Goal: Copy all lines of the listing that include the string "immune".

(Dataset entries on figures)

────────────────

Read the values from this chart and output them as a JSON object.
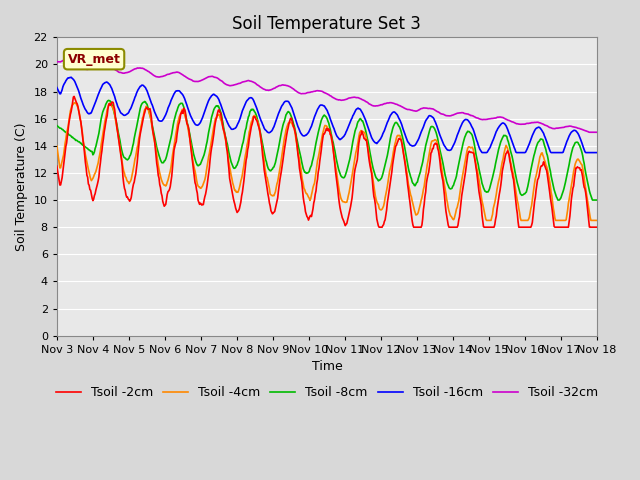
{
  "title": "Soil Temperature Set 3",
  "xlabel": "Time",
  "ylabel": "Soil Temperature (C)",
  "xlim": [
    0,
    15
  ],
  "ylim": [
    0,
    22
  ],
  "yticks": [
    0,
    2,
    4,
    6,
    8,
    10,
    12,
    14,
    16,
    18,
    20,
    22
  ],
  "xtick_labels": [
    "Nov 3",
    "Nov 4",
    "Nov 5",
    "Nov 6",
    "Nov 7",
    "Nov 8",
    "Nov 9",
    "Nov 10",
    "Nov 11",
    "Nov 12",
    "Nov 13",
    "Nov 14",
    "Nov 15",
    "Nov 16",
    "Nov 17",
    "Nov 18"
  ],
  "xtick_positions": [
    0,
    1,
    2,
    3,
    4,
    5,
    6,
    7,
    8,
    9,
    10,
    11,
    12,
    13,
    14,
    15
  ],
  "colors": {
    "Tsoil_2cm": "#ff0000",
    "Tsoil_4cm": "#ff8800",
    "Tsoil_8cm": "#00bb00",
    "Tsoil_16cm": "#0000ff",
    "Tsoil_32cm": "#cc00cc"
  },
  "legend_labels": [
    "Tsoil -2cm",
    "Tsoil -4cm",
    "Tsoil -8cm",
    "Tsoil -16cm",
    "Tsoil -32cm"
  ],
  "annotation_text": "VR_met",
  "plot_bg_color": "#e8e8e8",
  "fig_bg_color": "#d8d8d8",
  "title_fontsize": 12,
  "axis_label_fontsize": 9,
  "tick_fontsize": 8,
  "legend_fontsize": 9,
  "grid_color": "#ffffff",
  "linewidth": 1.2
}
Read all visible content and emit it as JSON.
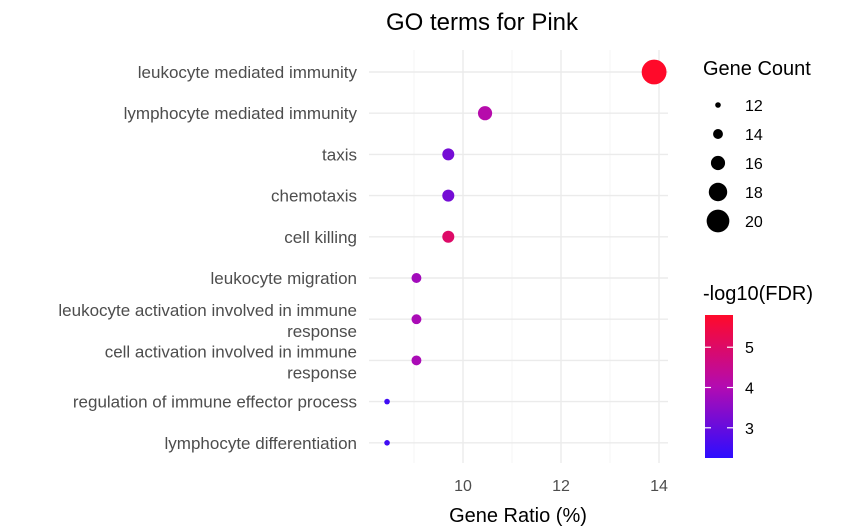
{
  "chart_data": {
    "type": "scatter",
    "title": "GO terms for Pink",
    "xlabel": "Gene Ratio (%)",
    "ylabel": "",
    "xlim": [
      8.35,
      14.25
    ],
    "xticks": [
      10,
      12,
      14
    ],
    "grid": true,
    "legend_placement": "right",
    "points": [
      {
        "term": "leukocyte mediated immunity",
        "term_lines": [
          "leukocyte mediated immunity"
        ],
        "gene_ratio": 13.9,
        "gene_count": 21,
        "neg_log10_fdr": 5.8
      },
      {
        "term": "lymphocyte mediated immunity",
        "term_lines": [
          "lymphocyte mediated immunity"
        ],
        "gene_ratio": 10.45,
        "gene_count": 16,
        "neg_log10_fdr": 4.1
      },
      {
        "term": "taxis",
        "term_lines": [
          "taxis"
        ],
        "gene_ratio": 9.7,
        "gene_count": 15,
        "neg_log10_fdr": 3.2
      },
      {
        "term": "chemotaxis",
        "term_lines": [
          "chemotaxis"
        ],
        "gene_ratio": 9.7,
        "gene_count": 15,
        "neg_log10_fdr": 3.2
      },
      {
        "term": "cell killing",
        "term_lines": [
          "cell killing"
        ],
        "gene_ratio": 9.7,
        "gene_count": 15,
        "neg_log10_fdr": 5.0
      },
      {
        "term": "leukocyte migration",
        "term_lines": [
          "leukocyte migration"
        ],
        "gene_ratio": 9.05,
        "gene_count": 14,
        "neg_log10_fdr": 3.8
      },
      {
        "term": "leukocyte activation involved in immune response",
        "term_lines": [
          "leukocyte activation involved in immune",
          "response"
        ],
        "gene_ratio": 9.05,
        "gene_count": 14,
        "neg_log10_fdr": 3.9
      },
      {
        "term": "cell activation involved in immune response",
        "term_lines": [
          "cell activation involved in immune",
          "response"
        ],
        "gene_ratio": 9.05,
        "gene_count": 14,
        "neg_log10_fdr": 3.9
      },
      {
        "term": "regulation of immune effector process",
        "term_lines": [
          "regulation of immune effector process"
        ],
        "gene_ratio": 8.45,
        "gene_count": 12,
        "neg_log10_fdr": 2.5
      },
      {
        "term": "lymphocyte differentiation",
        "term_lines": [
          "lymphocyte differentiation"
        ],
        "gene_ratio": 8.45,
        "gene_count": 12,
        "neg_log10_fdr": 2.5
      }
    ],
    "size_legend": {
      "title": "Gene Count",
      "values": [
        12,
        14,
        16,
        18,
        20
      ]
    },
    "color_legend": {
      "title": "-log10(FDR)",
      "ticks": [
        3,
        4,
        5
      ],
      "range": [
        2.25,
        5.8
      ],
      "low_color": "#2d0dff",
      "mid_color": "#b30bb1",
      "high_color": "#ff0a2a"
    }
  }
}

────────────────

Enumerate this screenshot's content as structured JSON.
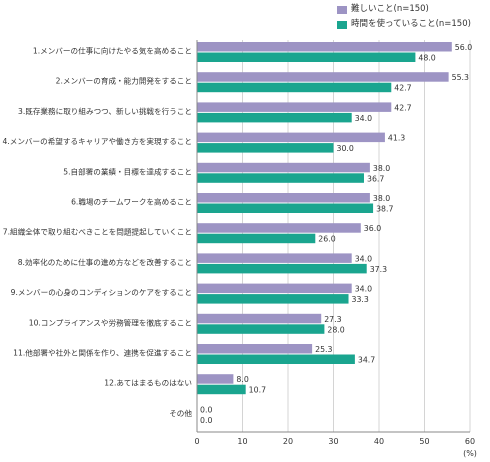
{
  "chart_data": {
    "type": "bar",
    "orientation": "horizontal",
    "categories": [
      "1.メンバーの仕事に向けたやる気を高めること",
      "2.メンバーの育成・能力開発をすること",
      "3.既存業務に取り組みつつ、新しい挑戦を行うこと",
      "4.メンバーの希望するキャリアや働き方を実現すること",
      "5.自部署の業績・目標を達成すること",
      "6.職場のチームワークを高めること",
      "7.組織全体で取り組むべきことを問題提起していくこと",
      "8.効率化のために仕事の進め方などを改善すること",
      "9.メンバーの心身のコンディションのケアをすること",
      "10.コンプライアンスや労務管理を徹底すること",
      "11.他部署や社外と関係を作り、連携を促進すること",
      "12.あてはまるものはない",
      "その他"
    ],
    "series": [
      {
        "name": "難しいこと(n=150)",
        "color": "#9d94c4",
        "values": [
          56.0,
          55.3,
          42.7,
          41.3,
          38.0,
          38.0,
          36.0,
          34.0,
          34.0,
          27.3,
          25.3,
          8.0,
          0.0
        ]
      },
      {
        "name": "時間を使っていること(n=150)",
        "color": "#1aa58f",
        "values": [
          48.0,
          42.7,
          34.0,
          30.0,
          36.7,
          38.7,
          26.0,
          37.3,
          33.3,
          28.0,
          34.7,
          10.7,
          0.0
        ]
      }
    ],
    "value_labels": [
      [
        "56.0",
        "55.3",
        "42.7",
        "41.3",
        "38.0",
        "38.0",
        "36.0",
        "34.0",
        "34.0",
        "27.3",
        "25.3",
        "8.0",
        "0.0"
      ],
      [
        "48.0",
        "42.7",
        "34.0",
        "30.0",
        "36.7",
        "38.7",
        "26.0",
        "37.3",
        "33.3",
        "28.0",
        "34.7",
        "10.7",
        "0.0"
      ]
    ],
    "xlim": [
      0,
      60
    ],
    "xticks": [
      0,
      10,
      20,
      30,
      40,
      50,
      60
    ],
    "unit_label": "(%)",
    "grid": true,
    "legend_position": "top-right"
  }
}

────────────────

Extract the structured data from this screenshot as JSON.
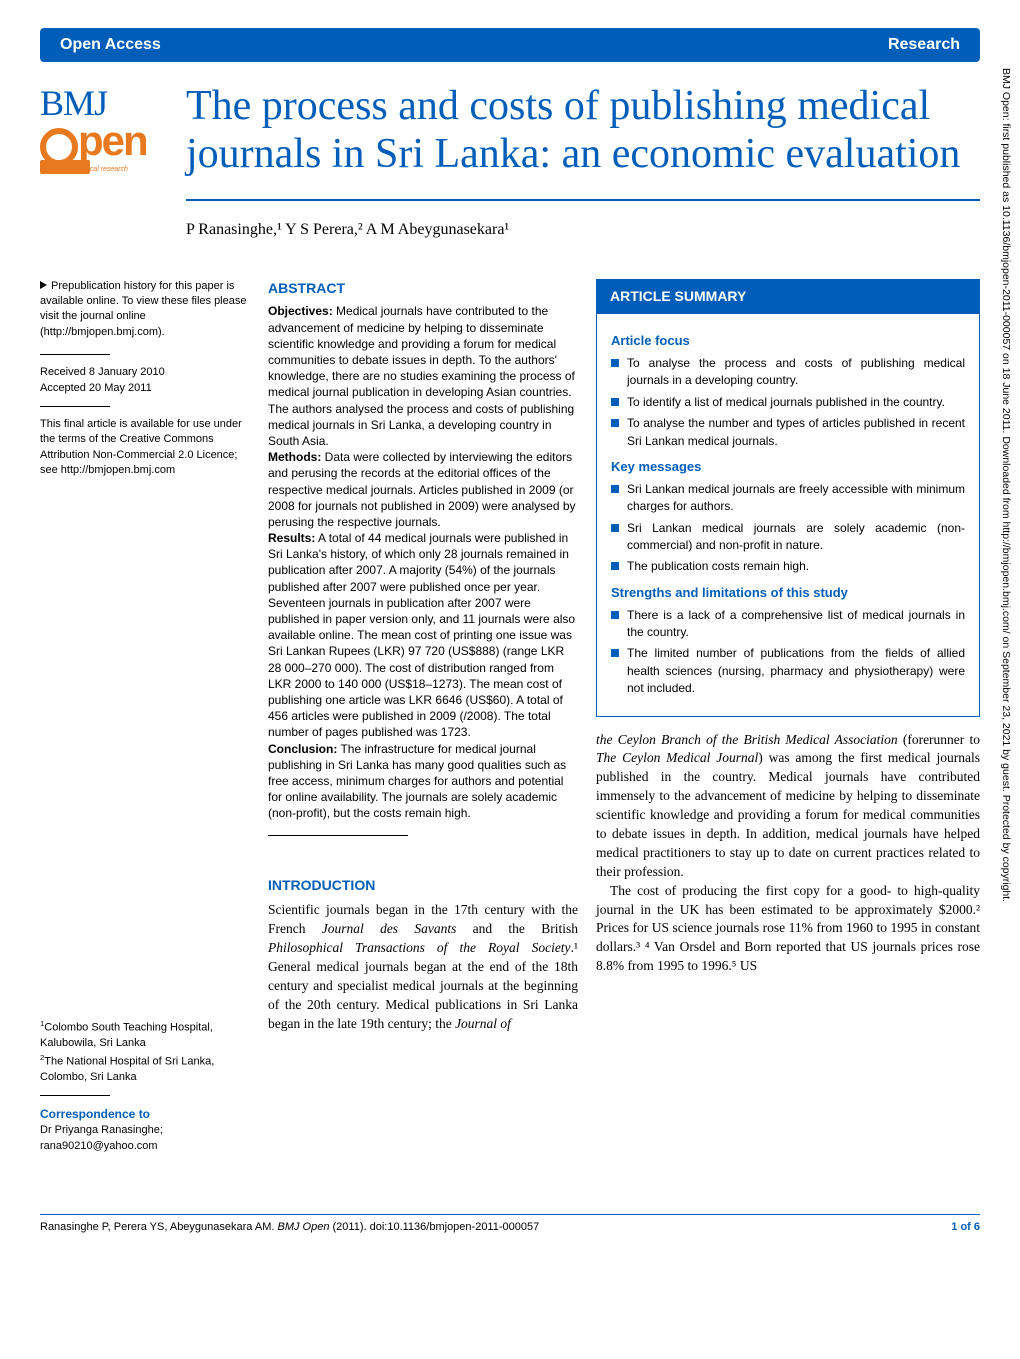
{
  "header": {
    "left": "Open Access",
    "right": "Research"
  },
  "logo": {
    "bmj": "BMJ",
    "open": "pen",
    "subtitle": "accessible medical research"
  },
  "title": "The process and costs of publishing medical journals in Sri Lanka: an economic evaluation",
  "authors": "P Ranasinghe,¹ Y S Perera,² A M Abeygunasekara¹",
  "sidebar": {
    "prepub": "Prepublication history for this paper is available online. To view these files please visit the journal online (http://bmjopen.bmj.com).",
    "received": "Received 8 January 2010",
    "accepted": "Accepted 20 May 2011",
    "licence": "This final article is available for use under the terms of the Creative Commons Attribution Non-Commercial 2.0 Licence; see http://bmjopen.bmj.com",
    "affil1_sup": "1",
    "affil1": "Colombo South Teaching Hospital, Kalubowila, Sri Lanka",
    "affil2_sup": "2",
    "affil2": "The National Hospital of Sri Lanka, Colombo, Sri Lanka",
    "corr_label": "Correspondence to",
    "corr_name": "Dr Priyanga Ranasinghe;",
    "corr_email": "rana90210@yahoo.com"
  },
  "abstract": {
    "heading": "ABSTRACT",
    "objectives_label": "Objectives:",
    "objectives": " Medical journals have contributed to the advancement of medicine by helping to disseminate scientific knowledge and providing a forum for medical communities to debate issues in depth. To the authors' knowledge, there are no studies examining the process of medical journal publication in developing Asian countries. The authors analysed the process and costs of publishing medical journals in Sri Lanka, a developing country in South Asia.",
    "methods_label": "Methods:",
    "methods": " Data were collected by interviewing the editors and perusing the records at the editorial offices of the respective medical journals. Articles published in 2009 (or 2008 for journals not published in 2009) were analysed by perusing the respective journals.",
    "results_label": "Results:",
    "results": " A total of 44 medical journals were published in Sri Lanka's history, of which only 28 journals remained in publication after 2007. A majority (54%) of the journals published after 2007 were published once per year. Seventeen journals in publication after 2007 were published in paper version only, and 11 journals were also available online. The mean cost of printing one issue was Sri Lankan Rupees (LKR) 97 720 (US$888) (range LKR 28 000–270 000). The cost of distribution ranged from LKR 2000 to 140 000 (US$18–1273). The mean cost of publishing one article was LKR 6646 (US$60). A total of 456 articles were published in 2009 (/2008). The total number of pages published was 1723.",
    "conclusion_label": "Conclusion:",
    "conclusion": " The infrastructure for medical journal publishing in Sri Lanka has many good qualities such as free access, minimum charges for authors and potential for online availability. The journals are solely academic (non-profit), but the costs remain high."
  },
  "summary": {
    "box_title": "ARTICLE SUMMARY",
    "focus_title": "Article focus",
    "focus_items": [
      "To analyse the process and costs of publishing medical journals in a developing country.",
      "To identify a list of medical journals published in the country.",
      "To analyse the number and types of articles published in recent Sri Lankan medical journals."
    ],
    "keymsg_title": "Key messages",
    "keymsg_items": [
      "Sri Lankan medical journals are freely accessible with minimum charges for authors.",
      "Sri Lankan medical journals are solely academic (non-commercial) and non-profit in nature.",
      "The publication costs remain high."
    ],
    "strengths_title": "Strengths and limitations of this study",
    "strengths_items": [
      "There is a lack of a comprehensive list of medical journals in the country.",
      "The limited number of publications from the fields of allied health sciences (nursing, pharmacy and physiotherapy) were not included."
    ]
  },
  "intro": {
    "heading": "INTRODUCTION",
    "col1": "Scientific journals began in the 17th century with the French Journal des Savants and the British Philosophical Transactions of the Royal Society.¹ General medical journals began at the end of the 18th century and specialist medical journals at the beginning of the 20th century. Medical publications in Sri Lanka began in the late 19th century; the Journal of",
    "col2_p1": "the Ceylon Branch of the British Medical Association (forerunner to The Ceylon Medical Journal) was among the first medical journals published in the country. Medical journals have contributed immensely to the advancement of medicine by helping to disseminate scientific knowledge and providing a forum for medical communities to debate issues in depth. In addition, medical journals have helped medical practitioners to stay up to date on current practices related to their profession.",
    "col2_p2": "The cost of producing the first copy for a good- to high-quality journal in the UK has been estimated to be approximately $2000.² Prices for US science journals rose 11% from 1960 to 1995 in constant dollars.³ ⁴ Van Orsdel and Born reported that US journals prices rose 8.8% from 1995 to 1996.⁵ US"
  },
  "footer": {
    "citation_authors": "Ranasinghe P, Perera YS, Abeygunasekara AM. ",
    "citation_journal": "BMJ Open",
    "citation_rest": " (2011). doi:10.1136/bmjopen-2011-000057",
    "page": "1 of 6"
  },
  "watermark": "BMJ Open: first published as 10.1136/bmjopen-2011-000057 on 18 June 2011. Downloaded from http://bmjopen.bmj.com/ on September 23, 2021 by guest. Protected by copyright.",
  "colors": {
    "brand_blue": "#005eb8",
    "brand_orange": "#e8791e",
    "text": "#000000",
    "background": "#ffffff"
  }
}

────────────────

Answer to the exercise:
        "term": "leukocyte activation involved in immune response",
          "leukocyte activation involved in immune",
        "term": "cell activation involved in immune response",
          "cell activation involved in immune",
        "term": "regulation of immune effector process",
          "regulation of immune effector process"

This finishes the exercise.